### WHAT IS REQUIRED
Transcribe, without any alteration, the lines of the data between the line holding "bar-july-25: [480, 463, 519, 655]" and the line holding "bar-slot: [954, 185, 1002, 655]", inclusive.

==========

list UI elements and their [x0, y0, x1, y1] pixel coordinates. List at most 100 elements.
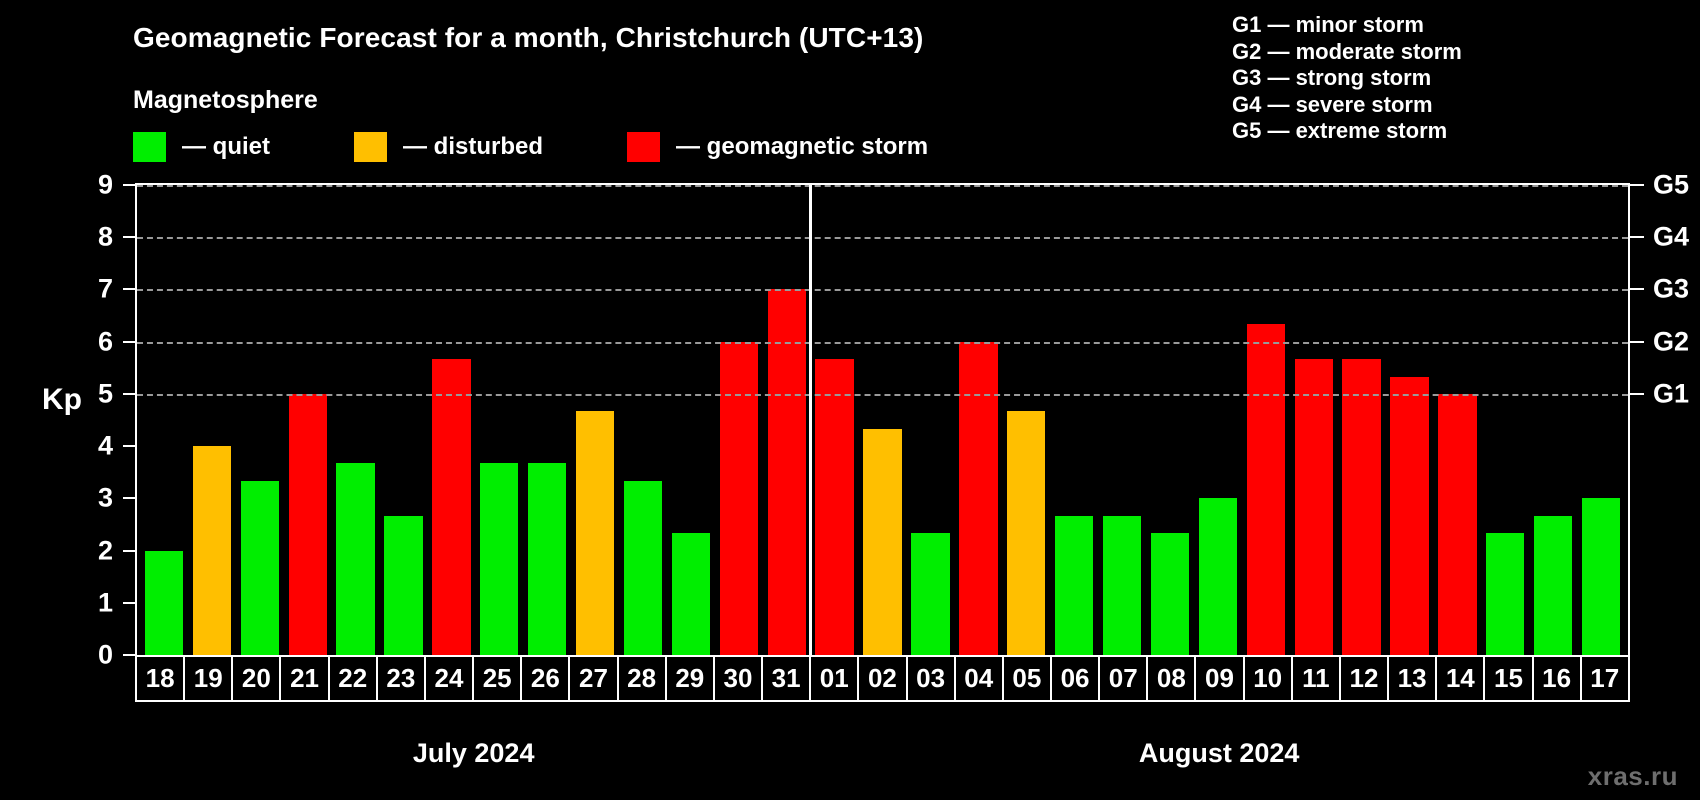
bar-july-25: [480, 463, 519, 655]
date-cell-august-14: 14: [1437, 657, 1486, 700]
bar-august-14: [1438, 393, 1477, 655]
bar-slot: [140, 185, 188, 655]
g-axis-tick-G4: [1630, 236, 1644, 239]
bar-series: [137, 185, 1628, 655]
y-tick-label-9: 9: [97, 169, 113, 200]
bar-august-11: [1294, 358, 1333, 655]
bar-slot: [523, 185, 571, 655]
date-cell-july-18: 18: [137, 657, 186, 700]
date-cell-july-22: 22: [329, 657, 378, 700]
bar-slot: [954, 185, 1002, 655]
bar-august-01: [815, 358, 854, 655]
color-legend: — quiet — disturbed — geomagnetic storm: [133, 132, 928, 162]
y-tick-mark-8: [123, 236, 135, 239]
date-cell-august-04: 04: [955, 657, 1004, 700]
magnetosphere-label: Magnetosphere: [133, 86, 318, 114]
date-cell-july-26: 26: [522, 657, 571, 700]
date-cell-august-05: 05: [1003, 657, 1052, 700]
y-tick-mark-3: [123, 497, 135, 500]
date-cell-july-27: 27: [570, 657, 619, 700]
bar-slot: [1146, 185, 1194, 655]
date-cell-july-29: 29: [666, 657, 715, 700]
legend-swatch-quiet: [133, 132, 166, 162]
plot-frame: [135, 183, 1630, 657]
bar-august-05: [1007, 411, 1046, 655]
bar-slot: [1338, 185, 1386, 655]
bar-slot: [475, 185, 523, 655]
date-cell-august-03: 03: [907, 657, 956, 700]
bar-july-27: [575, 411, 615, 655]
gridline-kp-7: [137, 289, 1628, 292]
bar-slot: [1098, 185, 1146, 655]
bar-slot: [859, 185, 907, 655]
bar-july-18: [144, 550, 184, 655]
bar-august-10: [1246, 324, 1285, 655]
bar-slot: [284, 185, 332, 655]
date-cell-august-02: 02: [859, 657, 908, 700]
g-axis-tick-G3: [1630, 288, 1644, 291]
bar-slot: [763, 185, 811, 655]
bar-slot: [811, 185, 859, 655]
date-cell-july-21: 21: [281, 657, 330, 700]
g-axis-label-G1: G1: [1653, 378, 1690, 409]
gridline-kp-6: [137, 341, 1628, 344]
g-axis-label-G2: G2: [1653, 326, 1690, 357]
date-cell-july-20: 20: [233, 657, 282, 700]
watermark: xras.ru: [1587, 761, 1678, 791]
bar-slot: [571, 185, 619, 655]
bar-july-29: [671, 533, 711, 655]
bar-august-06: [1055, 515, 1094, 655]
date-cell-july-28: 28: [618, 657, 667, 700]
bar-august-08: [1150, 533, 1190, 655]
date-cell-august-11: 11: [1292, 657, 1341, 700]
plot-inner: [137, 185, 1628, 655]
bar-august-04: [959, 341, 998, 655]
gridline-kp-5: [137, 393, 1628, 396]
page-title: Geomagnetic Forecast for a month, Christ…: [133, 22, 924, 53]
bar-july-20: [240, 481, 279, 655]
y-tick-mark-9: [123, 184, 135, 186]
bar-slot: [1050, 185, 1098, 655]
g-scale-line-2: G2 — moderate storm: [1232, 38, 1462, 64]
bar-july-23: [384, 515, 423, 655]
bar-slot: [1194, 185, 1242, 655]
legend-swatch-disturbed: [354, 132, 387, 162]
date-cell-july-31: 31: [763, 657, 812, 700]
bar-slot: [1481, 185, 1529, 655]
y-tick-label-6: 6: [97, 326, 113, 357]
y-tick-label-7: 7: [97, 273, 113, 304]
legend-swatch-storm: [627, 132, 661, 162]
y-tick-mark-6: [123, 340, 135, 343]
month-caption-august-2024: August 2024: [1138, 738, 1300, 768]
bar-slot: [380, 185, 428, 655]
month-divider: [808, 185, 812, 655]
bar-slot: [715, 185, 763, 655]
bar-july-19: [192, 446, 232, 655]
bar-july-30: [719, 341, 758, 655]
bar-july-26: [528, 463, 567, 655]
bar-slot: [1577, 185, 1625, 655]
y-tick-label-1: 1: [97, 587, 113, 618]
date-cell-july-19: 19: [185, 657, 234, 700]
bar-slot: [1529, 185, 1577, 655]
date-cell-august-09: 09: [1196, 657, 1245, 700]
date-cell-july-24: 24: [425, 657, 475, 700]
bar-slot: [332, 185, 380, 655]
g-axis-tick-G2: [1630, 340, 1644, 343]
y-tick-mark-2: [123, 549, 135, 552]
y-tick-label-8: 8: [97, 221, 113, 252]
y-tick-mark-7: [123, 288, 135, 291]
bar-slot: [427, 185, 475, 655]
bar-slot: [1002, 185, 1050, 655]
bar-august-03: [911, 533, 950, 655]
bar-july-24: [432, 358, 471, 655]
bar-slot: [1290, 185, 1338, 655]
bar-slot: [667, 185, 715, 655]
bar-slot: [1386, 185, 1434, 655]
date-cell-august-01: 01: [811, 657, 860, 700]
gridline-kp-8: [137, 237, 1628, 240]
g-scale-line-4: G4 — severe storm: [1232, 91, 1433, 117]
y-tick-mark-0: [123, 654, 135, 656]
legend-item-storm: — geomagnetic storm: [627, 132, 928, 162]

==========

### FULL RESPONSE
bar-july-25: [480, 463, 519, 655]
date-cell-august-14: 14: [1437, 657, 1486, 700]
bar-august-14: [1438, 393, 1477, 655]
bar-slot: [140, 185, 188, 655]
g-axis-tick-G4: [1630, 236, 1644, 239]
bar-series: [137, 185, 1628, 655]
y-tick-label-9: 9: [97, 169, 113, 200]
bar-august-11: [1294, 358, 1333, 655]
bar-slot: [523, 185, 571, 655]
date-cell-july-18: 18: [137, 657, 186, 700]
date-cell-july-22: 22: [329, 657, 378, 700]
bar-slot: [954, 185, 1002, 655]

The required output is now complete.